*** Opening Information supplied ***
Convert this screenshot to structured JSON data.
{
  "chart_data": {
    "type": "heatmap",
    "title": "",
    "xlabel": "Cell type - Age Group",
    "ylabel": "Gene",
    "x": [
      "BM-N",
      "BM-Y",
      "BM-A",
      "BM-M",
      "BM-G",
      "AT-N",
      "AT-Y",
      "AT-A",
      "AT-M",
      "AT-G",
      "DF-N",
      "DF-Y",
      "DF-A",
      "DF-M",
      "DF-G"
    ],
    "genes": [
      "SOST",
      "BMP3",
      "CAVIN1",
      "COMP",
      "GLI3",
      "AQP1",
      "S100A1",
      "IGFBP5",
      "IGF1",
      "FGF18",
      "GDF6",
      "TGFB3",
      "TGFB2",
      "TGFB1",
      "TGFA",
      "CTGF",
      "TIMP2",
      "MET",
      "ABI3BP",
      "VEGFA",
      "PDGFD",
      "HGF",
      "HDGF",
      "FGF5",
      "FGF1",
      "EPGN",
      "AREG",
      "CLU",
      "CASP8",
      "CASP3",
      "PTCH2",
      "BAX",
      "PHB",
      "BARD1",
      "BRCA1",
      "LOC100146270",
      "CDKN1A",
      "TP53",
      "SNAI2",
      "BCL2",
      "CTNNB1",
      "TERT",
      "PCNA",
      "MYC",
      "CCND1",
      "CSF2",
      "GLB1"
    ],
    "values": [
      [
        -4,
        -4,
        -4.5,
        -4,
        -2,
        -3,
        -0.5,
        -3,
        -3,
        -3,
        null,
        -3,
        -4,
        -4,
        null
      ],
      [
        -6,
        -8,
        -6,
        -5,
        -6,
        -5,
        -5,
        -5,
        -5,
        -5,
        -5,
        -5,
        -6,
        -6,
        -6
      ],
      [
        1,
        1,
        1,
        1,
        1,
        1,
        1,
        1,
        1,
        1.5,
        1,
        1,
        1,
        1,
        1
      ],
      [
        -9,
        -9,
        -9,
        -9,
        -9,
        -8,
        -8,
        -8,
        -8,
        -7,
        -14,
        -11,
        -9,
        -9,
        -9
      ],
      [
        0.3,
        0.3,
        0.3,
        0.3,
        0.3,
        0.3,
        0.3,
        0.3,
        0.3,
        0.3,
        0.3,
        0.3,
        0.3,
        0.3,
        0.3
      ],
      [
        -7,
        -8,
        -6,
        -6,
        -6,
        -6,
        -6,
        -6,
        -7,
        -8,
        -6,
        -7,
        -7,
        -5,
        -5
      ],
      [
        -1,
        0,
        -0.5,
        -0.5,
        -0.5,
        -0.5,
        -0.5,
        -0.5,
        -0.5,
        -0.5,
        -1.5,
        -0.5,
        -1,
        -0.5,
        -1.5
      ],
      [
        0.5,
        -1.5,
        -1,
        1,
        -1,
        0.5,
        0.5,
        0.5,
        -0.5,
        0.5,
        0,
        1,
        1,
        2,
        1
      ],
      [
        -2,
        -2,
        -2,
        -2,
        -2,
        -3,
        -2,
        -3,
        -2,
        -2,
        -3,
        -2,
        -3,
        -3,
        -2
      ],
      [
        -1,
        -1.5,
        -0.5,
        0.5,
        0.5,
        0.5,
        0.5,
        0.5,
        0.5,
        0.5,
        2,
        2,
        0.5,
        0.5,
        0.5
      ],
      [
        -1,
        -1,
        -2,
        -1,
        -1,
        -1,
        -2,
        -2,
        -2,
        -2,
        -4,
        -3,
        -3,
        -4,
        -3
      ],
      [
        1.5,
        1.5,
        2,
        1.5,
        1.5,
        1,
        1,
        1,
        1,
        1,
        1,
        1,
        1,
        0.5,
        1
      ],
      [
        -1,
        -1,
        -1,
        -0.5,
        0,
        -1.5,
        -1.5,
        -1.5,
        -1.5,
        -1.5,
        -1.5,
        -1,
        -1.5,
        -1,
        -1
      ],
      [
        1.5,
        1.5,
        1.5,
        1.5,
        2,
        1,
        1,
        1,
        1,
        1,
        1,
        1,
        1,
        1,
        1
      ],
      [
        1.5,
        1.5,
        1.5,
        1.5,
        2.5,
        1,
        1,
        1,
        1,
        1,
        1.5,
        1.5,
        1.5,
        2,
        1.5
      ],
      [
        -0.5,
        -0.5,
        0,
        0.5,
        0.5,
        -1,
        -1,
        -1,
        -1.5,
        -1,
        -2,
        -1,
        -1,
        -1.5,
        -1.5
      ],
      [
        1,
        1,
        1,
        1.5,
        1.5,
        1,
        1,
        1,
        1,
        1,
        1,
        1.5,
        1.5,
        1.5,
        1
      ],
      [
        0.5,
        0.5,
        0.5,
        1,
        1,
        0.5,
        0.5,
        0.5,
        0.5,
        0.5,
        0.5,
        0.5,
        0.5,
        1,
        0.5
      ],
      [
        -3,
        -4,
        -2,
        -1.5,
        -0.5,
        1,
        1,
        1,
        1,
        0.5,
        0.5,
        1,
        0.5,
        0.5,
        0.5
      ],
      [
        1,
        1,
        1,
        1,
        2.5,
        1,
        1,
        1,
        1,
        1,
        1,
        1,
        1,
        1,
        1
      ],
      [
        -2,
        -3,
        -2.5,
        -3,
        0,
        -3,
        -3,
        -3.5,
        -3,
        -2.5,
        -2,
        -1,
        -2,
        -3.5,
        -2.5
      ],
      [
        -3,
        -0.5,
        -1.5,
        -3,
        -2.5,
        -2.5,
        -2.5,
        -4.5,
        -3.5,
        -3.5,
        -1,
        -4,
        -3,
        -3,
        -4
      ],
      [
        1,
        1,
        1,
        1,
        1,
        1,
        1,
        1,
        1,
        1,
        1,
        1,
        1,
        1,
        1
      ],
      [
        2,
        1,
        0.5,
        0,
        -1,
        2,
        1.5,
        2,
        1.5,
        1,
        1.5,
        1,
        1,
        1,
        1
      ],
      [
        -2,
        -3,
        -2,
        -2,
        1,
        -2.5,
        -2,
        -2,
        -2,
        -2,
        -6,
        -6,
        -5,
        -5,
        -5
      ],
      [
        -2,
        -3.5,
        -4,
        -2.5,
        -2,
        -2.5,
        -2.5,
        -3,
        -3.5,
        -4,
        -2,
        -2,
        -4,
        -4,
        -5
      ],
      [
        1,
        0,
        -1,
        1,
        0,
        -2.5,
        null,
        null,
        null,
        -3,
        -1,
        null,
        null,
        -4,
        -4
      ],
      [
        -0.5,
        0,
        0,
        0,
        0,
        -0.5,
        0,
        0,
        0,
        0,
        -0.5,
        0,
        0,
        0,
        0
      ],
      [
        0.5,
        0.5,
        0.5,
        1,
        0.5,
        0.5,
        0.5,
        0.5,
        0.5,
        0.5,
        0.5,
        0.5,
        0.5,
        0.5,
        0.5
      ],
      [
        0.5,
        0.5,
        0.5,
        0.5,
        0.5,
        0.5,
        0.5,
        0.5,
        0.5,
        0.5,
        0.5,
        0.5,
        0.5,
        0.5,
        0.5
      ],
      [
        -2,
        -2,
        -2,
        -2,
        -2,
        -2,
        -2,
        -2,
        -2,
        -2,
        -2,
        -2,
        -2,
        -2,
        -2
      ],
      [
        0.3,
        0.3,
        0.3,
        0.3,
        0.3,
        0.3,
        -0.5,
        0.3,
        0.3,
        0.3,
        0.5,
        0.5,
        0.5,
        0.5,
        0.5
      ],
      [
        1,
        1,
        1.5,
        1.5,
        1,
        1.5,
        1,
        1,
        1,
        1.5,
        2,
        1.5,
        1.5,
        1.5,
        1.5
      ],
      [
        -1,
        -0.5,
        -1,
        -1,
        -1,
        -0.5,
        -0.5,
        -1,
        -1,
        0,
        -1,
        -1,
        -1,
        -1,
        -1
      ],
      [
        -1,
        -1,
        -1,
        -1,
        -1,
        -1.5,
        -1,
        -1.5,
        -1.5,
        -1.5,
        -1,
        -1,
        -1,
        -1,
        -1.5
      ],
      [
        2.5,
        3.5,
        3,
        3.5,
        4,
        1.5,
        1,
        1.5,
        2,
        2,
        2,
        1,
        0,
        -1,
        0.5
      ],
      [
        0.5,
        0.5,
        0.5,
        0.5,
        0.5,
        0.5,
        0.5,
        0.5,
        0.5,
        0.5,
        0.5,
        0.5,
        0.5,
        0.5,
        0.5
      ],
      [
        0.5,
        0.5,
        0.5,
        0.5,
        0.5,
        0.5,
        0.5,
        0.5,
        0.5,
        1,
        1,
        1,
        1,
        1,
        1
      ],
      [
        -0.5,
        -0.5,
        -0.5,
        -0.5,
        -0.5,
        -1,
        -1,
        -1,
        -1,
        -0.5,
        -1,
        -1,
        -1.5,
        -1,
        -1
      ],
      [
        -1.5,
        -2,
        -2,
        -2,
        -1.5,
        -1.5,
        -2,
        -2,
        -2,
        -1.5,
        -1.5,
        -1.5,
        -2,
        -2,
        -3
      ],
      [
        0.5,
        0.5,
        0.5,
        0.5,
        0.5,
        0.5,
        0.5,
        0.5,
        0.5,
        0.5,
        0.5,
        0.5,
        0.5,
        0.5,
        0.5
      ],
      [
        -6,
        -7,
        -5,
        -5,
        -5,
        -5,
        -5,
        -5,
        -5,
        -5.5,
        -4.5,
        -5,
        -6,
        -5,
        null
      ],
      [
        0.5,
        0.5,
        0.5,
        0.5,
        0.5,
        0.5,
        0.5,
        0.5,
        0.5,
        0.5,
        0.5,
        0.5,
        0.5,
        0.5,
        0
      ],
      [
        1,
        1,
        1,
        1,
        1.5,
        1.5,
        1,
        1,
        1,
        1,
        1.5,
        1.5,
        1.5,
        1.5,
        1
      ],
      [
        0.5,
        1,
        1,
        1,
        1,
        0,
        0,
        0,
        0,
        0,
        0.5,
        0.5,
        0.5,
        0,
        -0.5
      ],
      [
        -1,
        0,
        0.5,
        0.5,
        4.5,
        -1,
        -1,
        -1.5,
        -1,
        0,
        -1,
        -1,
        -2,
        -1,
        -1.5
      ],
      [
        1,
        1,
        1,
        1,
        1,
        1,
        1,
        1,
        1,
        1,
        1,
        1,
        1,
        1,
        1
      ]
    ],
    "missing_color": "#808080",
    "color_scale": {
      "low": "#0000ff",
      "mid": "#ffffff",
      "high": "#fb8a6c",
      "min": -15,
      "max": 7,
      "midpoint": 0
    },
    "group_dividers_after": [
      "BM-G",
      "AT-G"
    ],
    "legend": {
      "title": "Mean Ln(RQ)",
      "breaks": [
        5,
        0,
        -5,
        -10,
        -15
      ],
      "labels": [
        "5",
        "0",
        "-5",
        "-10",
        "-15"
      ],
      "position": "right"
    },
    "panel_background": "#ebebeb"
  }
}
*** Closing Information supplied ***
For the string "type", find every line of the material that contains it, and copy each one.

• Expected answer:
    "type": "heatmap",
    "xlabel": "Cell type - Age Group",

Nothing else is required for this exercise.